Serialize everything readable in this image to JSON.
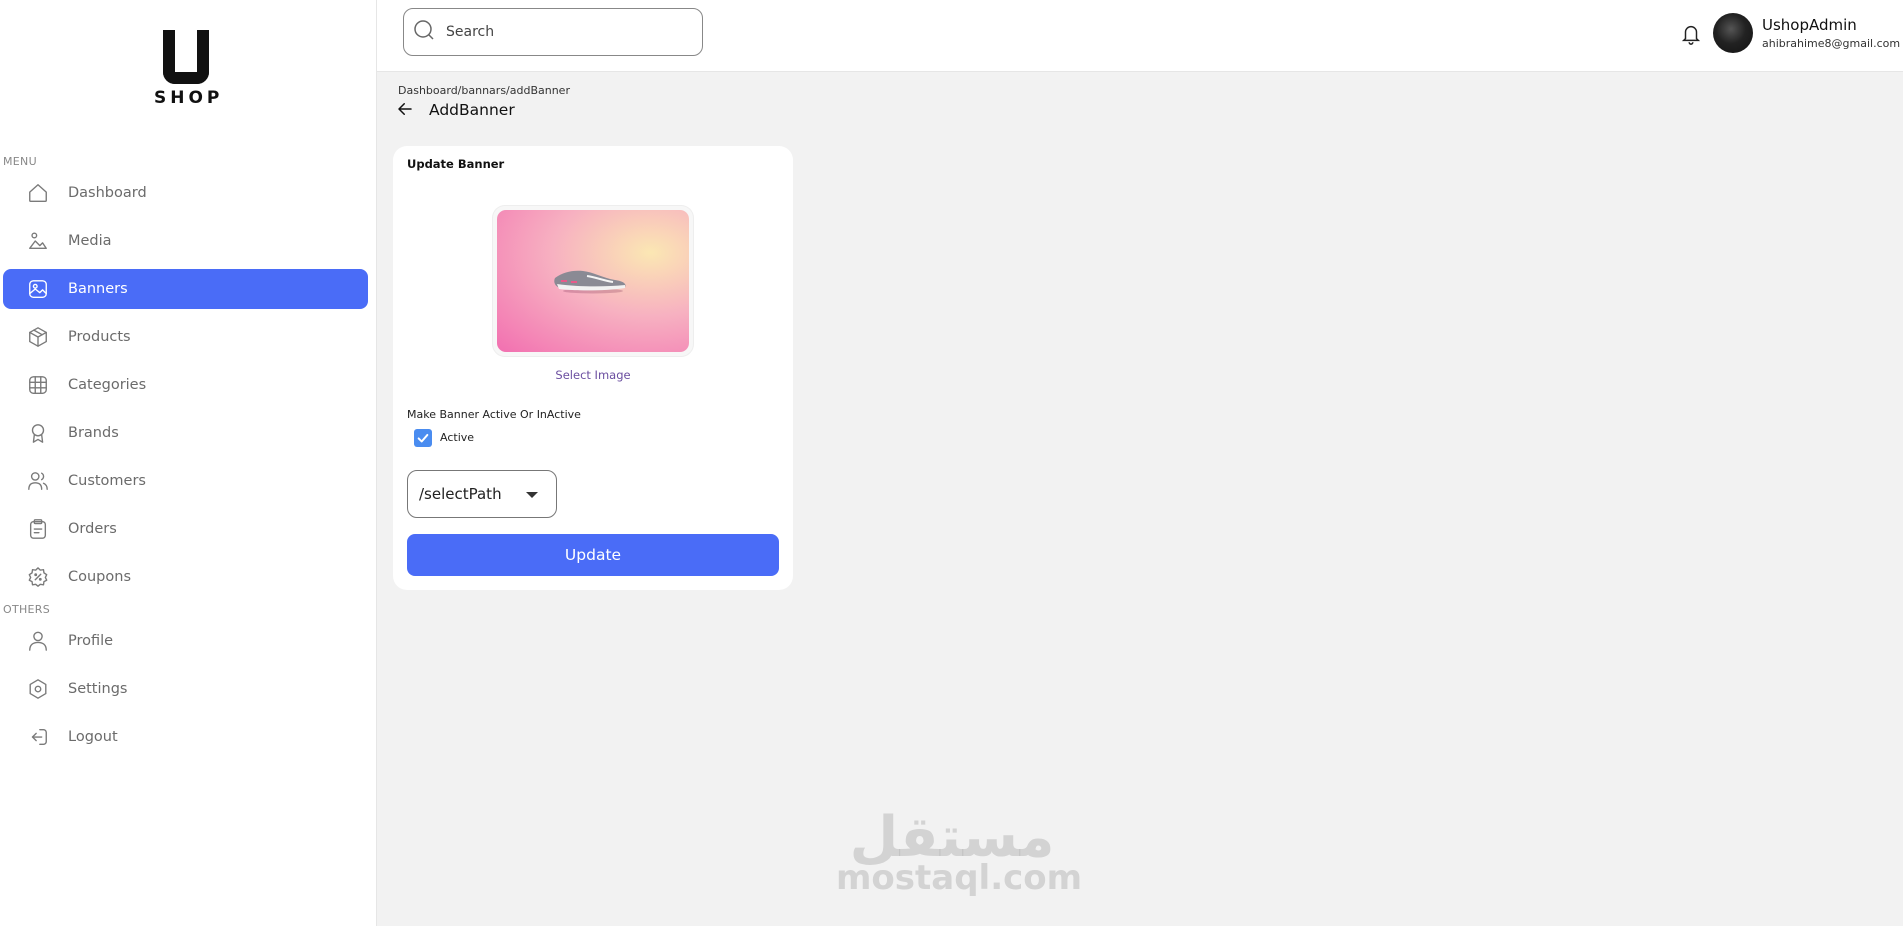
{
  "brand": {
    "logo_text": "SHOP"
  },
  "sidebar": {
    "menu_label": "MENU",
    "others_label": "OTHERS",
    "items": [
      {
        "label": "Dashboard",
        "icon": "home-icon"
      },
      {
        "label": "Media",
        "icon": "media-icon"
      },
      {
        "label": "Banners",
        "icon": "image-icon",
        "active": true
      },
      {
        "label": "Products",
        "icon": "box-icon"
      },
      {
        "label": "Categories",
        "icon": "grid-icon"
      },
      {
        "label": "Brands",
        "icon": "award-icon"
      },
      {
        "label": "Customers",
        "icon": "users-icon"
      },
      {
        "label": "Orders",
        "icon": "clipboard-icon"
      },
      {
        "label": "Coupons",
        "icon": "discount-icon"
      }
    ],
    "others": [
      {
        "label": "Profile",
        "icon": "user-icon"
      },
      {
        "label": "Settings",
        "icon": "gear-icon"
      },
      {
        "label": "Logout",
        "icon": "logout-icon"
      }
    ]
  },
  "topbar": {
    "search_placeholder": "Search",
    "user_name": "UshopAdmin",
    "user_email": "ahibrahime8@gmail.com"
  },
  "page": {
    "breadcrumb": "Dashboard/bannars/addBanner",
    "title": "AddBanner"
  },
  "card": {
    "title": "Update Banner",
    "select_image": "Select Image",
    "active_label": "Make Banner Active Or InActive",
    "checkbox_label": "Active",
    "checkbox_checked": true,
    "path_value": "/selectPath",
    "update_button": "Update"
  },
  "colors": {
    "accent": "#4a6cf7",
    "checkbox": "#4a8cf0",
    "link": "#6b4ea0"
  },
  "watermark": {
    "arabic": "مستقل",
    "site": "mostaql.com"
  }
}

Short exercise: Extract every line above that contains the word "Update".

Complete response:
    "title": "Update Banner",
    "update_button": "Update"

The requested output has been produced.